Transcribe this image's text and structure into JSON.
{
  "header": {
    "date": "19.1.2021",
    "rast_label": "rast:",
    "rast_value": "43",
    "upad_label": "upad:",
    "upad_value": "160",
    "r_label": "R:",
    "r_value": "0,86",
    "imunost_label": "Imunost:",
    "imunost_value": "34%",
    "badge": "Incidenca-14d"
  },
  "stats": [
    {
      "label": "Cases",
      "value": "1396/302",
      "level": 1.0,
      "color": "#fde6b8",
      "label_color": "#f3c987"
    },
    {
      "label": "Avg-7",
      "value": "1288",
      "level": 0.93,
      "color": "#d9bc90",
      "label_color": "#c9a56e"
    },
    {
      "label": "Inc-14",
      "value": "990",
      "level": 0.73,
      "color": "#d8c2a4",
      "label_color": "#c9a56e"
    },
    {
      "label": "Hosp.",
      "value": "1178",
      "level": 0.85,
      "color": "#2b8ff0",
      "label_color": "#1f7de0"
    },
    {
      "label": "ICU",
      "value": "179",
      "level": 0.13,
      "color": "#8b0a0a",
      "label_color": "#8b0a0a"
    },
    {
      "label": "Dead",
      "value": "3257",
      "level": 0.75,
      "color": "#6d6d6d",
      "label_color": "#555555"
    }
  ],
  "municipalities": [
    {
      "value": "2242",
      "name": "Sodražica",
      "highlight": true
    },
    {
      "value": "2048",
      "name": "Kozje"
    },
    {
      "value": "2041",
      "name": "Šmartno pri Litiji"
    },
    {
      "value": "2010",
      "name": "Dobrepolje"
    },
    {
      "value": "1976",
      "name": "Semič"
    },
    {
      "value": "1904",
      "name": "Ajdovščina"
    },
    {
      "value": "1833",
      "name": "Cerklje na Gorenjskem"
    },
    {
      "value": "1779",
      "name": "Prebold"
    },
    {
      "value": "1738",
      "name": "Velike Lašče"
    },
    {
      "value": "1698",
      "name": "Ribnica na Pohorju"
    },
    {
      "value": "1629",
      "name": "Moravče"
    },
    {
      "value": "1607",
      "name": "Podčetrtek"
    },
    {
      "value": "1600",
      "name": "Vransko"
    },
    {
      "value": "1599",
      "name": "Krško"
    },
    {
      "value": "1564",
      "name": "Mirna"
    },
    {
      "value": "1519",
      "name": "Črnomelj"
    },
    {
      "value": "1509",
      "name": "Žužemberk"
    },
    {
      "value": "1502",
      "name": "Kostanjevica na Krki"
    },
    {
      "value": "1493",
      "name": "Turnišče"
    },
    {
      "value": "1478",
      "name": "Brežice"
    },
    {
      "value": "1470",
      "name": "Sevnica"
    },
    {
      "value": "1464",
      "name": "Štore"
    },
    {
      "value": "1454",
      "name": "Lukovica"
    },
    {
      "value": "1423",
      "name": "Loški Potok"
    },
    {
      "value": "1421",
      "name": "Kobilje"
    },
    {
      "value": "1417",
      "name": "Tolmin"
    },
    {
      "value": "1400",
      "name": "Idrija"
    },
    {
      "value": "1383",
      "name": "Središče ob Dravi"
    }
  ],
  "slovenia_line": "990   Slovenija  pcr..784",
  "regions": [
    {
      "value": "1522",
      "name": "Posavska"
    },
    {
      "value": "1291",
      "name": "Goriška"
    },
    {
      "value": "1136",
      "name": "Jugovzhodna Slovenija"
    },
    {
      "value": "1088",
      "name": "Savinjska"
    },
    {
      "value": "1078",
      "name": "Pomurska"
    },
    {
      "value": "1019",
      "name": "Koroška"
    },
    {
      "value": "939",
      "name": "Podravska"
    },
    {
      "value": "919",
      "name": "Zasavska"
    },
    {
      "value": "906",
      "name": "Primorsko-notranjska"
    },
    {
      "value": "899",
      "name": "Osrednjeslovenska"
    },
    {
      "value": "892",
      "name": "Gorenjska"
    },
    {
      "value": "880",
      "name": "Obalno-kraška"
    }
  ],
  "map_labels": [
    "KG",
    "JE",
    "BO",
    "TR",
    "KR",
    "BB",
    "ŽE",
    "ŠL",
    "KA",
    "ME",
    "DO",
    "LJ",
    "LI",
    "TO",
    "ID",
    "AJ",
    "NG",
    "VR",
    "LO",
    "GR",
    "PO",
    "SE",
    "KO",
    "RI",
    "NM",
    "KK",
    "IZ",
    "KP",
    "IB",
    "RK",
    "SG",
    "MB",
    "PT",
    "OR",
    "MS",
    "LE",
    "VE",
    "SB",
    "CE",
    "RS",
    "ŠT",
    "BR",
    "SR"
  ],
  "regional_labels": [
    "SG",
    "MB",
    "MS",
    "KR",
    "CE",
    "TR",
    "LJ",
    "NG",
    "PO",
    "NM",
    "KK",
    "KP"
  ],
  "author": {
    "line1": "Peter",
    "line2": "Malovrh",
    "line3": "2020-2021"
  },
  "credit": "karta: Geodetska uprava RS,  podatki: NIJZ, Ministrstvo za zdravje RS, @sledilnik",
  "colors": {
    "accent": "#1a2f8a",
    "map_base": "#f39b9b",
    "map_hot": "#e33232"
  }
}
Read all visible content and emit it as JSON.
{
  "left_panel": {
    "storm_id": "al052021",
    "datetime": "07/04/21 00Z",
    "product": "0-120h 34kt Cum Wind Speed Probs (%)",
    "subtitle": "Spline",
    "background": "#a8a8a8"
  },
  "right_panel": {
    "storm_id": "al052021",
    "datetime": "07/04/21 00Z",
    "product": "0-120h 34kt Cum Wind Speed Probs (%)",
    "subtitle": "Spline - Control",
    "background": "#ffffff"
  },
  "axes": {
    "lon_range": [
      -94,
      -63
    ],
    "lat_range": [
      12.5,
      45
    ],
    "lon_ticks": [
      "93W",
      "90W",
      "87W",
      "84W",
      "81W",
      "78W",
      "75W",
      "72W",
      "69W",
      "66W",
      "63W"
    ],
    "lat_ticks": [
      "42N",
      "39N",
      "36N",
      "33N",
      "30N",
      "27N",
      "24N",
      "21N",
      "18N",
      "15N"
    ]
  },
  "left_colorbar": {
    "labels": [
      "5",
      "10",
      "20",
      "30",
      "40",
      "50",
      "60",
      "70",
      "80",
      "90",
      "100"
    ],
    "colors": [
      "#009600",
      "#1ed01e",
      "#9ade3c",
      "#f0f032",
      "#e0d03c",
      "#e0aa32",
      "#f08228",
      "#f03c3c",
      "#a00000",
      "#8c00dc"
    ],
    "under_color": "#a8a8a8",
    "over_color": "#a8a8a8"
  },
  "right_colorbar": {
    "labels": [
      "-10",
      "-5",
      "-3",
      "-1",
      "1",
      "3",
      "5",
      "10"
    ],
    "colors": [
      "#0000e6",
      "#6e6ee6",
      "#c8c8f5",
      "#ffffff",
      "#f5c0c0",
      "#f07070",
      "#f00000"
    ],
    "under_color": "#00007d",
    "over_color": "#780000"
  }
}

============

YOUR INSTRUCTIONS:
Pull out every line from the one with "Read all visible content and emit it as JSON." to the end of the listing, and output only those.

TASK RESULT:
Read all visible content and emit it as JSON.
{
  "left_panel": {
    "storm_id": "al052021",
    "datetime": "07/04/21 00Z",
    "product": "0-120h 34kt Cum Wind Speed Probs (%)",
    "subtitle": "Spline",
    "background": "#a8a8a8"
  },
  "right_panel": {
    "storm_id": "al052021",
    "datetime": "07/04/21 00Z",
    "product": "0-120h 34kt Cum Wind Speed Probs (%)",
    "subtitle": "Spline - Control",
    "background": "#ffffff"
  },
  "axes": {
    "lon_range": [
      -94,
      -63
    ],
    "lat_range": [
      12.5,
      45
    ],
    "lon_ticks": [
      "93W",
      "90W",
      "87W",
      "84W",
      "81W",
      "78W",
      "75W",
      "72W",
      "69W",
      "66W",
      "63W"
    ],
    "lat_ticks": [
      "42N",
      "39N",
      "36N",
      "33N",
      "30N",
      "27N",
      "24N",
      "21N",
      "18N",
      "15N"
    ]
  },
  "left_colorbar": {
    "labels": [
      "5",
      "10",
      "20",
      "30",
      "40",
      "50",
      "60",
      "70",
      "80",
      "90",
      "100"
    ],
    "colors": [
      "#009600",
      "#1ed01e",
      "#9ade3c",
      "#f0f032",
      "#e0d03c",
      "#e0aa32",
      "#f08228",
      "#f03c3c",
      "#a00000",
      "#8c00dc"
    ],
    "under_color": "#a8a8a8",
    "over_color": "#a8a8a8"
  },
  "right_colorbar": {
    "labels": [
      "-10",
      "-5",
      "-3",
      "-1",
      "1",
      "3",
      "5",
      "10"
    ],
    "colors": [
      "#0000e6",
      "#6e6ee6",
      "#c8c8f5",
      "#ffffff",
      "#f5c0c0",
      "#f07070",
      "#f00000"
    ],
    "under_color": "#00007d",
    "over_color": "#780000"
  }
}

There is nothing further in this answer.